>> Begin Records supplied
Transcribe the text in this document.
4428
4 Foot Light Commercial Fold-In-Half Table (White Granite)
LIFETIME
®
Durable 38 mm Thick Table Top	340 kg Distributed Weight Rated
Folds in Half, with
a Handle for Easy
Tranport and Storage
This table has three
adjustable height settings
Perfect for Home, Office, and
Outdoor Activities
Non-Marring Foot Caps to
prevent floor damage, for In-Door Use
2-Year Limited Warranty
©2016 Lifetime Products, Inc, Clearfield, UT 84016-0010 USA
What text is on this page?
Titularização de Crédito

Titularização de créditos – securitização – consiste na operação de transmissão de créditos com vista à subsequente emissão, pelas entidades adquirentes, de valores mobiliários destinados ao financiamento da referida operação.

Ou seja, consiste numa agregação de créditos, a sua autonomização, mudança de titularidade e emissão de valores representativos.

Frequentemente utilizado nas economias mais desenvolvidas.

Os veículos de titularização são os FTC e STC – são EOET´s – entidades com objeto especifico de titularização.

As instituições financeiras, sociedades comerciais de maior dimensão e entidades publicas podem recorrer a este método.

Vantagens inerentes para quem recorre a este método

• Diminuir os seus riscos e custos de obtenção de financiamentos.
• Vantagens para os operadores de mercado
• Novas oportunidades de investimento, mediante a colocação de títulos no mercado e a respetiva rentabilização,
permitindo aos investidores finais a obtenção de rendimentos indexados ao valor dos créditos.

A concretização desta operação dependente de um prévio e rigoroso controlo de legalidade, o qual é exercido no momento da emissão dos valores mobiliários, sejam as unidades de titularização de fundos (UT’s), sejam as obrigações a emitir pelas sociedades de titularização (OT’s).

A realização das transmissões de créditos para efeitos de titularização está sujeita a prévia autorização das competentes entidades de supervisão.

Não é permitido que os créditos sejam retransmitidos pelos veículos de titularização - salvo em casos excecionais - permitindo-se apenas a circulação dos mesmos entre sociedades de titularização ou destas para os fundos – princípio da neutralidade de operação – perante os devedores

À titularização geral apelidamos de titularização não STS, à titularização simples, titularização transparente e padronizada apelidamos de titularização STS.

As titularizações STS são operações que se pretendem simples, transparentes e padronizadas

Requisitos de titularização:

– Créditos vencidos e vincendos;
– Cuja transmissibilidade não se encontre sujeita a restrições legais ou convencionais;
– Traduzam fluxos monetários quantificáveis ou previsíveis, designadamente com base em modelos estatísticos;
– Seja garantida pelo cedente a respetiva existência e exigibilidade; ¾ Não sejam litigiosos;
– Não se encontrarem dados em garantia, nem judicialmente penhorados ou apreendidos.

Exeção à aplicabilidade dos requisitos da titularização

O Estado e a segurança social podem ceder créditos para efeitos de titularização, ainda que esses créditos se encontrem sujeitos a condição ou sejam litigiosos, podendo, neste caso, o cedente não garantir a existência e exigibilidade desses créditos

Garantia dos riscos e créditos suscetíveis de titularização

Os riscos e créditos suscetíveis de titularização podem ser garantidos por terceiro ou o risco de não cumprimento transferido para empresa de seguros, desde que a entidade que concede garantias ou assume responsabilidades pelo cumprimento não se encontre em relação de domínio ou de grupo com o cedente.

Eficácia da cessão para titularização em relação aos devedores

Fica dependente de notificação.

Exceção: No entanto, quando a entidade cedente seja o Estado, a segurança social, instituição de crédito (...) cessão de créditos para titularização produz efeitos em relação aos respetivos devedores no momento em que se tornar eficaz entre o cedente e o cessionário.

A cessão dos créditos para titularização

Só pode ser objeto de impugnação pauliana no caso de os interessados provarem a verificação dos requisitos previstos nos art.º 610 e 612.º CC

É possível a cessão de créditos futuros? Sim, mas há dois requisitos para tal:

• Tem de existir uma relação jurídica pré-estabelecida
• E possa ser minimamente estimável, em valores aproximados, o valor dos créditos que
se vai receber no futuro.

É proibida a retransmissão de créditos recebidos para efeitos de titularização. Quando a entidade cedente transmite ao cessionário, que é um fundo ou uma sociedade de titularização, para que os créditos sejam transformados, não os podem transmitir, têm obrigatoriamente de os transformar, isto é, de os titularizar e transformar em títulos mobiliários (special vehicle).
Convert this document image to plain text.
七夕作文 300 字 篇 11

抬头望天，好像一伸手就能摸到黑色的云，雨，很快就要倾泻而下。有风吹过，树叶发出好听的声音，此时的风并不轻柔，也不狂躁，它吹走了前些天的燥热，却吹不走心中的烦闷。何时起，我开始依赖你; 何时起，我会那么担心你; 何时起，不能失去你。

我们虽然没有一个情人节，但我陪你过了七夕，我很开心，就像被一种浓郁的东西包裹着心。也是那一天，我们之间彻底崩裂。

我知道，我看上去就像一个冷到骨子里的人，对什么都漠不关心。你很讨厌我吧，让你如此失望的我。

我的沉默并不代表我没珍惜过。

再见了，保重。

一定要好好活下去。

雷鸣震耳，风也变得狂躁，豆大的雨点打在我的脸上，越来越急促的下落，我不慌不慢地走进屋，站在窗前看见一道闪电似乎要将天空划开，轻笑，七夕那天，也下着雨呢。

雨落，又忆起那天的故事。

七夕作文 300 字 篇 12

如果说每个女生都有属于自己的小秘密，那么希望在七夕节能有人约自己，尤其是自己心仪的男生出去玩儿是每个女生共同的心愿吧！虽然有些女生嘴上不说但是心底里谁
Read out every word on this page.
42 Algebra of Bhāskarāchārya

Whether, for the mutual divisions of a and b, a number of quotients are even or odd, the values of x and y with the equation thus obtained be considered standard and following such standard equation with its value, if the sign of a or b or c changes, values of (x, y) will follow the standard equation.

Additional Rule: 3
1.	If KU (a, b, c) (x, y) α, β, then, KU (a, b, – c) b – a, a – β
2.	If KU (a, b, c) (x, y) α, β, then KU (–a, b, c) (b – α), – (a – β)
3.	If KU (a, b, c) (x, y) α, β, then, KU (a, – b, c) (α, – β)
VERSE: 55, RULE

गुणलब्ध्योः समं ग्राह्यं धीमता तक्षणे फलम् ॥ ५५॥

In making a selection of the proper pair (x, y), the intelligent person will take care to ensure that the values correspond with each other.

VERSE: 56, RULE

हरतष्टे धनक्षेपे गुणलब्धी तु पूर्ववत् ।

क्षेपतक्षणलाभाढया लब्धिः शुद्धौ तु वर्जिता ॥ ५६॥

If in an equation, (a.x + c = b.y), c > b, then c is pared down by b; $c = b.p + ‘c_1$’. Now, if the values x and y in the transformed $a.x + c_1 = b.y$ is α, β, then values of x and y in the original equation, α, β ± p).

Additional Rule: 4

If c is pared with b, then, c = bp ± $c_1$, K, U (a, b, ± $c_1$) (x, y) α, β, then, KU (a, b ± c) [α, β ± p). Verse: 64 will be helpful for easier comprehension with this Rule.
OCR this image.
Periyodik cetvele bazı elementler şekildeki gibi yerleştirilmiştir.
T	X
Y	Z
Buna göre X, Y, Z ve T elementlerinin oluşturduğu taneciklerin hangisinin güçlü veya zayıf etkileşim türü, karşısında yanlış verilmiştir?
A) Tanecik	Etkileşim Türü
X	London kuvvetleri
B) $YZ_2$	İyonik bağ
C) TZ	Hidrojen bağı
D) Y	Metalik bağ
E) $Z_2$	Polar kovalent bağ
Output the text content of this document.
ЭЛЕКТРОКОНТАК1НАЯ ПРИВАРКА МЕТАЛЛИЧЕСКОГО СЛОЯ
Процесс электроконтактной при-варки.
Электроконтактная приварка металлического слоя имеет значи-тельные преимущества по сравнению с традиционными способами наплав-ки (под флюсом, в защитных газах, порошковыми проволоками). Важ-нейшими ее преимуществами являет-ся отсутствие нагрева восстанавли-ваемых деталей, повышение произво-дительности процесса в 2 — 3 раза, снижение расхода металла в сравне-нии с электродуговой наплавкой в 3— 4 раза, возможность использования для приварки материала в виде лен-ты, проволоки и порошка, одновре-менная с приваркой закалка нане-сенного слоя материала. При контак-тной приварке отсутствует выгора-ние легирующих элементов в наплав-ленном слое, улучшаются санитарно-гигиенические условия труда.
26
>> End Records supplied
▶ [Exercise directions]
Copy every single line of the material above that holds "momento".

▶ [Result for this exercise]
A concretização desta operação dependente de um prévio e rigoroso controlo de legalidade, o qual é exercido no momento da emissão dos valores mobiliários, sejam as unidades de titularização de fundos (UT’s), sejam as obrigações a emitir pelas sociedades de titularização (OT’s).
Exceção: No entanto, quando a entidade cedente seja o Estado, a segurança social, instituição de crédito (...) cessão de créditos para titularização produz efeitos em relação aos respetivos devedores no momento em que se tornar eficaz entre o cedente e o cessionário.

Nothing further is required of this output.